#### GOAL:
Within the records below, find each line that holds the string "JSON", then copy it.

#### DATA SECTION:
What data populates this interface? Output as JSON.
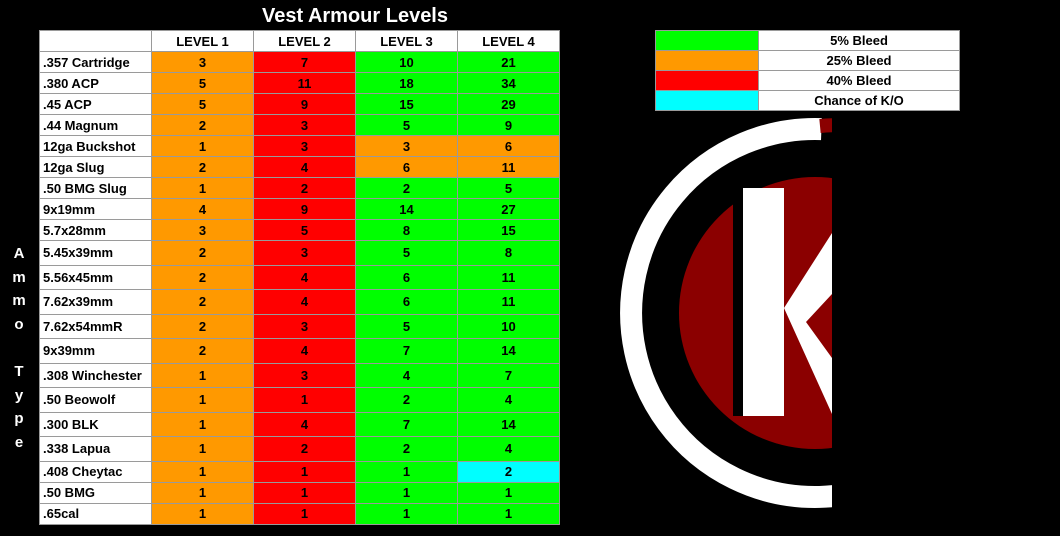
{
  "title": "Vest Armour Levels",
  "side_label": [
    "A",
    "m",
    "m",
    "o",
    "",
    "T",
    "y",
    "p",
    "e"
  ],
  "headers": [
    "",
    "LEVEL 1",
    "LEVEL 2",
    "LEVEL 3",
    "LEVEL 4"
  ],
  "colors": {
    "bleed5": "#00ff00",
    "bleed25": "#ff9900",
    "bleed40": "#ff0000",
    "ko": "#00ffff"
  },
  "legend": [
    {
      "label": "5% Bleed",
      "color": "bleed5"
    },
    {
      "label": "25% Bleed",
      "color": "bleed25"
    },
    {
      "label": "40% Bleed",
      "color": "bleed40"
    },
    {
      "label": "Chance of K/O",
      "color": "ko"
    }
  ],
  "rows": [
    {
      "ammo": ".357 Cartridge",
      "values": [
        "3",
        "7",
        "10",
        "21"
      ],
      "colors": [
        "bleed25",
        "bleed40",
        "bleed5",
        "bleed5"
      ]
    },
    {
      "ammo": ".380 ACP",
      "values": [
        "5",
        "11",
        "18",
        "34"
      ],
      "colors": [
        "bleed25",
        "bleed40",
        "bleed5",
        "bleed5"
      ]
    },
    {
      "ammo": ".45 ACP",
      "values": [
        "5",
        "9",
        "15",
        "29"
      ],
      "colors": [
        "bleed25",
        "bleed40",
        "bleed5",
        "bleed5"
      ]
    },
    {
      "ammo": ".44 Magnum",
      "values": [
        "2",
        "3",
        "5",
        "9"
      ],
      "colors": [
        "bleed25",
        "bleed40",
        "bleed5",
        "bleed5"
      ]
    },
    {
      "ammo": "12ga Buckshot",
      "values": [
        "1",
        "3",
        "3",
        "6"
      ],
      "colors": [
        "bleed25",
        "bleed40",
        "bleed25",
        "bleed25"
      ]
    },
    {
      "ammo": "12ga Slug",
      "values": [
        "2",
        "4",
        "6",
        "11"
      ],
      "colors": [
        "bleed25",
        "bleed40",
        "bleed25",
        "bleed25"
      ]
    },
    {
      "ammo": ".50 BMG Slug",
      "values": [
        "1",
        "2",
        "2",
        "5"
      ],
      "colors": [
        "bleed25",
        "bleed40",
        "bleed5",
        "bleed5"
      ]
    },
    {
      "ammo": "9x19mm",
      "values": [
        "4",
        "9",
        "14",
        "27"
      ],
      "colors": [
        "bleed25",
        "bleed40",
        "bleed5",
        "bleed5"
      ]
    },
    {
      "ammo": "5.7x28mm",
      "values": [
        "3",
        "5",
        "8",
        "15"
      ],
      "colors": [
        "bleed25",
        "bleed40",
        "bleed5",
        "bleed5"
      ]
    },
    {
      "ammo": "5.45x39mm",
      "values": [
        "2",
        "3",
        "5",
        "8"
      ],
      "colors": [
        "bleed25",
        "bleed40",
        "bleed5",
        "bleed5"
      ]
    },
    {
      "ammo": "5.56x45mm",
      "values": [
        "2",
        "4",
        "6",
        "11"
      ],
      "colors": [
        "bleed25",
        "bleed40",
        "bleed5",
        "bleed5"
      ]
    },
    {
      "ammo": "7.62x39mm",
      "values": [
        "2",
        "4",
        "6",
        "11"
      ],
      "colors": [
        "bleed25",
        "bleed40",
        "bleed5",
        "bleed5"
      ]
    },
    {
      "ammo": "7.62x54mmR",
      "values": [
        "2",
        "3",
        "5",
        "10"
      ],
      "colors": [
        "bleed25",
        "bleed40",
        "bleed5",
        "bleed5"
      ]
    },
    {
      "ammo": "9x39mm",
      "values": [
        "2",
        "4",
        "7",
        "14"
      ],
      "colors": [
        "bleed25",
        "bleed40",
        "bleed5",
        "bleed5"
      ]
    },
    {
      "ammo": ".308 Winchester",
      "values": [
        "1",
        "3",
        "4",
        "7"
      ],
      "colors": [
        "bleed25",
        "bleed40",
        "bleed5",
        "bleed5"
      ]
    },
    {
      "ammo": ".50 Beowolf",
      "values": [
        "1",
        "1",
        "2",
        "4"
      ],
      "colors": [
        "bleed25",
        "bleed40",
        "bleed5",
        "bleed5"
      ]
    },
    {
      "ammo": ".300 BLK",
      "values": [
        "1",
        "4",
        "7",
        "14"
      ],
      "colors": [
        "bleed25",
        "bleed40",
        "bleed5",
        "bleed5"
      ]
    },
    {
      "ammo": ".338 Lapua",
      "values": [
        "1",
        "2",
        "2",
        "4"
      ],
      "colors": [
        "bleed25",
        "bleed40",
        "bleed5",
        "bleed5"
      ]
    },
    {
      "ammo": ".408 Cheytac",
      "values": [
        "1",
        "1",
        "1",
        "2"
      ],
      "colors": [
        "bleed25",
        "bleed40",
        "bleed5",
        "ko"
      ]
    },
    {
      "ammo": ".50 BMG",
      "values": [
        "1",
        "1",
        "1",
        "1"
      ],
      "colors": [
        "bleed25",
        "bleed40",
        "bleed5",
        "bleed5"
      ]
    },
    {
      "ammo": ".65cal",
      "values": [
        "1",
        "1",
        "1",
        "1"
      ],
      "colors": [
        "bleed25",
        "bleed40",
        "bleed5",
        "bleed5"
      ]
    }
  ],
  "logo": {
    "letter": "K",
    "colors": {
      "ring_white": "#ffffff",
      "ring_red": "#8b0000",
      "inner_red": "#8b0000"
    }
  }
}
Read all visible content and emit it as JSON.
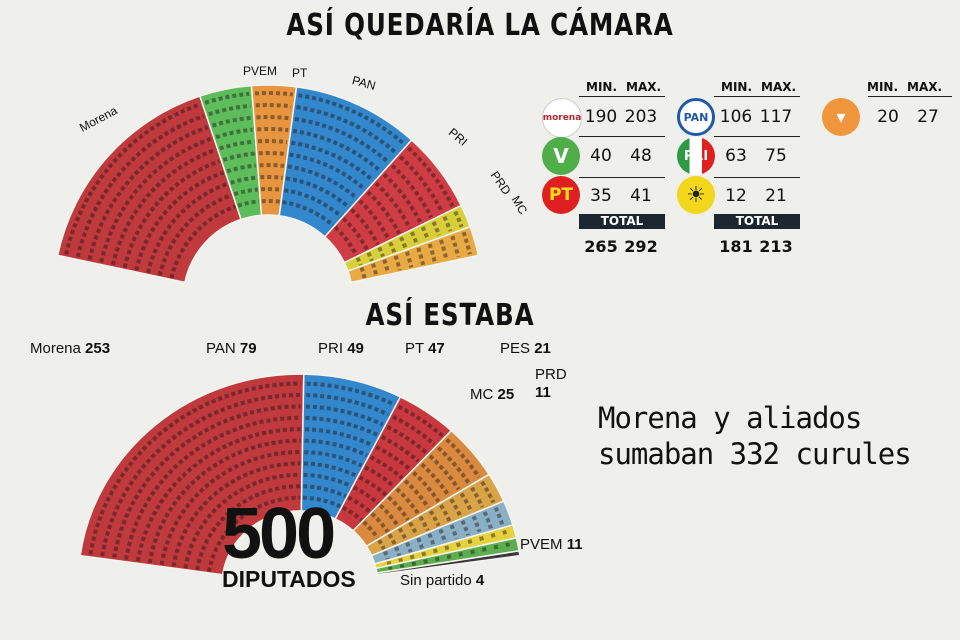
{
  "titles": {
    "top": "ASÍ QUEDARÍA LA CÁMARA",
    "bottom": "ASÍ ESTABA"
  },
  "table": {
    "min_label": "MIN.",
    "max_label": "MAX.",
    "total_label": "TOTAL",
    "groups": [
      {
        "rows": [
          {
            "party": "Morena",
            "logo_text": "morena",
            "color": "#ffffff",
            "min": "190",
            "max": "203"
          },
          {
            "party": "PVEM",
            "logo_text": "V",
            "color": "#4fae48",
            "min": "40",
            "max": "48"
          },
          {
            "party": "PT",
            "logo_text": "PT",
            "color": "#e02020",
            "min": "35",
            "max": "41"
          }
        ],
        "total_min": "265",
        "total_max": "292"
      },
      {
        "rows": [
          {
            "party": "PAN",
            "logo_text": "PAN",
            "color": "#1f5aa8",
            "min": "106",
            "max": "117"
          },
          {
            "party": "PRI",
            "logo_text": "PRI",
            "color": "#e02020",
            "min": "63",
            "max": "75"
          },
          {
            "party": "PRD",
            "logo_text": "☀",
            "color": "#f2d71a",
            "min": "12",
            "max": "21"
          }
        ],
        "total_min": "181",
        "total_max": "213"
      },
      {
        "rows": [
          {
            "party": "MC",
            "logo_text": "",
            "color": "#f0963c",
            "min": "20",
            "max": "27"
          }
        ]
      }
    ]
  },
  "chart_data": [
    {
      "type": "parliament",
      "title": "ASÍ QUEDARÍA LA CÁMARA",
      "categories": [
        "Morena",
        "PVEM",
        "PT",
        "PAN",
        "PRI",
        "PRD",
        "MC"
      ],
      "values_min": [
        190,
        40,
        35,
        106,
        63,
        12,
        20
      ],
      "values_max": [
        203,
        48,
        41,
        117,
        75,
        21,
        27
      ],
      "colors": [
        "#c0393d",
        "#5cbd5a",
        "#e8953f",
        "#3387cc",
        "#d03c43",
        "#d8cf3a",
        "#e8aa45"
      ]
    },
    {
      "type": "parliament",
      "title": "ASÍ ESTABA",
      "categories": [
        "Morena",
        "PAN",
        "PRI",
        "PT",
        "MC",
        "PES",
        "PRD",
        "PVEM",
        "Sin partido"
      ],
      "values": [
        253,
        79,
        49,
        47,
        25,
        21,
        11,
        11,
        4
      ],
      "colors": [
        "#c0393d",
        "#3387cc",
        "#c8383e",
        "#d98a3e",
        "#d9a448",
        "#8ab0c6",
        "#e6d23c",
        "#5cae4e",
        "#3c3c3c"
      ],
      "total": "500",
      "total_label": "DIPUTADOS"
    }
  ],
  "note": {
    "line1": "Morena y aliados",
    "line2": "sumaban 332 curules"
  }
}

#### COMPLETE OUTPUT:
What data populates this interface? Output as JSON.
Read all visible content and emit it as JSON.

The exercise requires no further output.